> Exercise requirements
Comb through the entries for "Woodlawn" and pull out each line that holds it.

>> Begin

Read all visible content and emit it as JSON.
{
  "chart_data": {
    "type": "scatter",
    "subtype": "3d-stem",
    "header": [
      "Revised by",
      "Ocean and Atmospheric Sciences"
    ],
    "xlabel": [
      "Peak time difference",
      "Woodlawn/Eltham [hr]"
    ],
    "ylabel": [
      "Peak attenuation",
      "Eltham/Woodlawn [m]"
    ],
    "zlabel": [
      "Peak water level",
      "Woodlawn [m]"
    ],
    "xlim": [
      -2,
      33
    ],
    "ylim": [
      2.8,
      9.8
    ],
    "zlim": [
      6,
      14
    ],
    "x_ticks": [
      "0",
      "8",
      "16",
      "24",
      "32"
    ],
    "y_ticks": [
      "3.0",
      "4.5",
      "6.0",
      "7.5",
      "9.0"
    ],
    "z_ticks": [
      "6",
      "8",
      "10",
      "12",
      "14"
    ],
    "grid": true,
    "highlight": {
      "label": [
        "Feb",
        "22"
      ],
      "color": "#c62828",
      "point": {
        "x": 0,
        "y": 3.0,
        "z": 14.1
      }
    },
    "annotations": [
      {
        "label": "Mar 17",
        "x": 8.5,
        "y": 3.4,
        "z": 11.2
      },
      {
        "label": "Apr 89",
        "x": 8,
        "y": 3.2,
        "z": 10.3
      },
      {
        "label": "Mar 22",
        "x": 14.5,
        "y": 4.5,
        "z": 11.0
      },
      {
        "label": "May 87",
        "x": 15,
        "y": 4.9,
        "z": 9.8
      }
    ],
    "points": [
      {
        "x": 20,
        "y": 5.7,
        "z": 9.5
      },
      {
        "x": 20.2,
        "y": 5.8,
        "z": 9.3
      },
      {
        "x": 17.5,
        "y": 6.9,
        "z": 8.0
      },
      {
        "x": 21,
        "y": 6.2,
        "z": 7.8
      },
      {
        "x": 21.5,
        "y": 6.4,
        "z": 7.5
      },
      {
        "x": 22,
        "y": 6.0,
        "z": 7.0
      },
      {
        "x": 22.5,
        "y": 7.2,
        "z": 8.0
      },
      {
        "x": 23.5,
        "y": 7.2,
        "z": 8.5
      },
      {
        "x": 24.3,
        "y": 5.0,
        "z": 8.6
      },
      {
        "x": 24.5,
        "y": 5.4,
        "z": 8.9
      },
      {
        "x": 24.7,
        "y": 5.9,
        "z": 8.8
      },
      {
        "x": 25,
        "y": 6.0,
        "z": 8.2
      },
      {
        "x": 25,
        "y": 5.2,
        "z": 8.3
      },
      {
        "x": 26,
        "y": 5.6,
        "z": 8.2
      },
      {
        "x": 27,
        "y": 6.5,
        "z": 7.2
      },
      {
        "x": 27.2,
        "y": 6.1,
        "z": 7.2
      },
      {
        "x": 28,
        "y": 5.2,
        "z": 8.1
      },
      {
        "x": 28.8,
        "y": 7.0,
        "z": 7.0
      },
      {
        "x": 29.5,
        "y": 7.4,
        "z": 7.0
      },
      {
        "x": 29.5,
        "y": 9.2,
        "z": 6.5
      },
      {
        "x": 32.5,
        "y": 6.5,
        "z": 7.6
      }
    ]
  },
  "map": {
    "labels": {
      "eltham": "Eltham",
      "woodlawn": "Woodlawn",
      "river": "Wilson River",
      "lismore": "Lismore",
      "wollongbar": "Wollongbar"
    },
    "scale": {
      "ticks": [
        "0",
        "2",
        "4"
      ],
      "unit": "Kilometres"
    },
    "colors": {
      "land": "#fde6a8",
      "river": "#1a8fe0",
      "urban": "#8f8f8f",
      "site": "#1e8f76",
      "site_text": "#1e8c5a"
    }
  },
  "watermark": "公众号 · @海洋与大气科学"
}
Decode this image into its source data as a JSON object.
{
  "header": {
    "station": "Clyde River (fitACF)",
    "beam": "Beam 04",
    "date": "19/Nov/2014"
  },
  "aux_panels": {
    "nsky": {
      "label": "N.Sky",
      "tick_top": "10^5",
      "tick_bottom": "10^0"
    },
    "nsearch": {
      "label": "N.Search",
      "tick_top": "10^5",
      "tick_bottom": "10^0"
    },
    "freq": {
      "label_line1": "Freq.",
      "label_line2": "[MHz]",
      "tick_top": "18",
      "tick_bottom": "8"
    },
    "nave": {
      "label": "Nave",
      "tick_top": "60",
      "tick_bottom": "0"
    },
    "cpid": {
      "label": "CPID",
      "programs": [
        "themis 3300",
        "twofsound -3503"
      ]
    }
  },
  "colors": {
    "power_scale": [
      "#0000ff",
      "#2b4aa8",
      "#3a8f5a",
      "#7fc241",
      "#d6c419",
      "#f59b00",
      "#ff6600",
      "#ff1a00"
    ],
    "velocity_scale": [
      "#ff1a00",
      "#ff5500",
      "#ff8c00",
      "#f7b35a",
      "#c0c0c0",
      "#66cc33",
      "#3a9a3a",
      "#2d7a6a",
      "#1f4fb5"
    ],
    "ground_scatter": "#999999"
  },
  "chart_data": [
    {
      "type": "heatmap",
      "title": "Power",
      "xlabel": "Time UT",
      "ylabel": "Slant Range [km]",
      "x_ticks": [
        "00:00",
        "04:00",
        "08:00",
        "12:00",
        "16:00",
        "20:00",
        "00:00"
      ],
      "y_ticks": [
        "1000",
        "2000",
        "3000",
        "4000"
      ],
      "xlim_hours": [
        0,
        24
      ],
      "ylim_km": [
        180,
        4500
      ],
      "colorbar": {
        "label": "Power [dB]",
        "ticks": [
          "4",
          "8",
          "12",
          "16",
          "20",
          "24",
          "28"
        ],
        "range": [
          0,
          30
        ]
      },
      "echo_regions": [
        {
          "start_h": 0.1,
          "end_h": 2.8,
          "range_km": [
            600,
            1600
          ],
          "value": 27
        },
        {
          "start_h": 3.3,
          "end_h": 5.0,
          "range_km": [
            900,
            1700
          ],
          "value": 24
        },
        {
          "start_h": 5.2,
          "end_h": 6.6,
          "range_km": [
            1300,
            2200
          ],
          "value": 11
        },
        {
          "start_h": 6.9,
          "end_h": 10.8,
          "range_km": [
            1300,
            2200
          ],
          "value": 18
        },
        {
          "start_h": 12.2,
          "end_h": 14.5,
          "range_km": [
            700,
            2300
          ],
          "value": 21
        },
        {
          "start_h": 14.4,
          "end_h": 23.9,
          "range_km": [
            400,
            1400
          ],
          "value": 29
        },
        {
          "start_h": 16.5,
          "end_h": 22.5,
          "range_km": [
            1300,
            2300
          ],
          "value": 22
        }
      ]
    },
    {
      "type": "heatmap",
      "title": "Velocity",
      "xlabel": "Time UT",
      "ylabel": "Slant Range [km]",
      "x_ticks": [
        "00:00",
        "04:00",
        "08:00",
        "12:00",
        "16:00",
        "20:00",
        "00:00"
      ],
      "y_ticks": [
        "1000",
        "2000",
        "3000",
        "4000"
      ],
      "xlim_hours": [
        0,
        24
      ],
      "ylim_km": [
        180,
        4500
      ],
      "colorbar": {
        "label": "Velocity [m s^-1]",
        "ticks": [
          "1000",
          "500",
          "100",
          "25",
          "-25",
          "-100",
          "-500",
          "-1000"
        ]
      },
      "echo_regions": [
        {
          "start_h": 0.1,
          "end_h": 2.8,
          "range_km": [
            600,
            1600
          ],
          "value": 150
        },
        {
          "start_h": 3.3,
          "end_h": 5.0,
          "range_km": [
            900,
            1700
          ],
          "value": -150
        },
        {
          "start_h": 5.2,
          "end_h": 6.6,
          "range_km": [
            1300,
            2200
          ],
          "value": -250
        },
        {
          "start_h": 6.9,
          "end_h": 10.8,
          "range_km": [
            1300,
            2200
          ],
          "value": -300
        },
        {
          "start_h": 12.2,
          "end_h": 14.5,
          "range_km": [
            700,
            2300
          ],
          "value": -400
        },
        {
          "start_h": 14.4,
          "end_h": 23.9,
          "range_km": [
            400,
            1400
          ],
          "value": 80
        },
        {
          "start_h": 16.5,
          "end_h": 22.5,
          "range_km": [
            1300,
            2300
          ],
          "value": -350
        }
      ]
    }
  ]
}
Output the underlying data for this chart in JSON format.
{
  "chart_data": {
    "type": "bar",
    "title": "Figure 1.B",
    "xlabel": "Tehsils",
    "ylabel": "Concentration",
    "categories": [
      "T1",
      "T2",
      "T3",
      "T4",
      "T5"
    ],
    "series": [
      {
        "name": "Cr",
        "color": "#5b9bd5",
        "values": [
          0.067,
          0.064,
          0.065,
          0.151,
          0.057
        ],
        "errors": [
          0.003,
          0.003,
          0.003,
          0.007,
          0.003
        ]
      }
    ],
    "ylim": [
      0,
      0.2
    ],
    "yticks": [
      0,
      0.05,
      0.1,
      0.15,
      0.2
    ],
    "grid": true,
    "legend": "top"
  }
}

>> End

> Response to this exercise
      "Woodlawn/Eltham [hr]"
      "Eltham/Woodlawn [m]"
      "Woodlawn [m]"
      "woodlawn": "Woodlawn",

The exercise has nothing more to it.